*Excerpted data*:
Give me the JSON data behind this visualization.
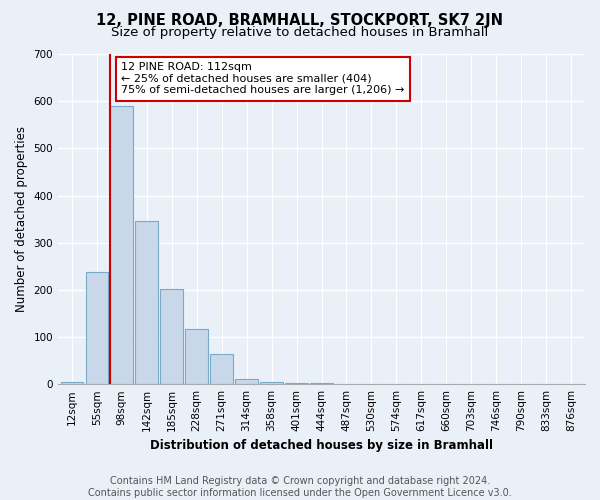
{
  "title": "12, PINE ROAD, BRAMHALL, STOCKPORT, SK7 2JN",
  "subtitle": "Size of property relative to detached houses in Bramhall",
  "xlabel": "Distribution of detached houses by size in Bramhall",
  "ylabel": "Number of detached properties",
  "bar_labels": [
    "12sqm",
    "55sqm",
    "98sqm",
    "142sqm",
    "185sqm",
    "228sqm",
    "271sqm",
    "314sqm",
    "358sqm",
    "401sqm",
    "444sqm",
    "487sqm",
    "530sqm",
    "574sqm",
    "617sqm",
    "660sqm",
    "703sqm",
    "746sqm",
    "790sqm",
    "833sqm",
    "876sqm"
  ],
  "bar_values": [
    5,
    237,
    590,
    347,
    202,
    116,
    65,
    10,
    5,
    3,
    2,
    1,
    0,
    0,
    0,
    0,
    0,
    0,
    0,
    0,
    0
  ],
  "bar_color": "#c8d8e8",
  "bar_edge_color": "#7aaac8",
  "vline_color": "#cc0000",
  "annotation_text": "12 PINE ROAD: 112sqm\n← 25% of detached houses are smaller (404)\n75% of semi-detached houses are larger (1,206) →",
  "annotation_box_color": "#ffffff",
  "annotation_box_edge_color": "#cc0000",
  "ylim": [
    0,
    700
  ],
  "yticks": [
    0,
    100,
    200,
    300,
    400,
    500,
    600,
    700
  ],
  "bg_color": "#eaf0f8",
  "plot_bg_color": "#eaf0f8",
  "grid_color": "#ffffff",
  "footer": "Contains HM Land Registry data © Crown copyright and database right 2024.\nContains public sector information licensed under the Open Government Licence v3.0.",
  "title_fontsize": 10.5,
  "subtitle_fontsize": 9.5,
  "xlabel_fontsize": 8.5,
  "ylabel_fontsize": 8.5,
  "footer_fontsize": 7.0,
  "tick_fontsize": 7.5
}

*Objective*:
Exactly reproduce each record, leaving out any pictures.

*Result of this exercise*:
Give me the JSON data behind this visualization.
{
  "title": "12, PINE ROAD, BRAMHALL, STOCKPORT, SK7 2JN",
  "subtitle": "Size of property relative to detached houses in Bramhall",
  "xlabel": "Distribution of detached houses by size in Bramhall",
  "ylabel": "Number of detached properties",
  "bar_labels": [
    "12sqm",
    "55sqm",
    "98sqm",
    "142sqm",
    "185sqm",
    "228sqm",
    "271sqm",
    "314sqm",
    "358sqm",
    "401sqm",
    "444sqm",
    "487sqm",
    "530sqm",
    "574sqm",
    "617sqm",
    "660sqm",
    "703sqm",
    "746sqm",
    "790sqm",
    "833sqm",
    "876sqm"
  ],
  "bar_values": [
    5,
    237,
    590,
    347,
    202,
    116,
    65,
    10,
    5,
    3,
    2,
    1,
    0,
    0,
    0,
    0,
    0,
    0,
    0,
    0,
    0
  ],
  "bar_color": "#c8d8e8",
  "bar_edge_color": "#7aaac8",
  "vline_color": "#cc0000",
  "annotation_text": "12 PINE ROAD: 112sqm\n← 25% of detached houses are smaller (404)\n75% of semi-detached houses are larger (1,206) →",
  "annotation_box_color": "#ffffff",
  "annotation_box_edge_color": "#cc0000",
  "ylim": [
    0,
    700
  ],
  "yticks": [
    0,
    100,
    200,
    300,
    400,
    500,
    600,
    700
  ],
  "bg_color": "#eaf0f8",
  "plot_bg_color": "#eaf0f8",
  "grid_color": "#ffffff",
  "footer": "Contains HM Land Registry data © Crown copyright and database right 2024.\nContains public sector information licensed under the Open Government Licence v3.0.",
  "title_fontsize": 10.5,
  "subtitle_fontsize": 9.5,
  "xlabel_fontsize": 8.5,
  "ylabel_fontsize": 8.5,
  "footer_fontsize": 7.0,
  "tick_fontsize": 7.5
}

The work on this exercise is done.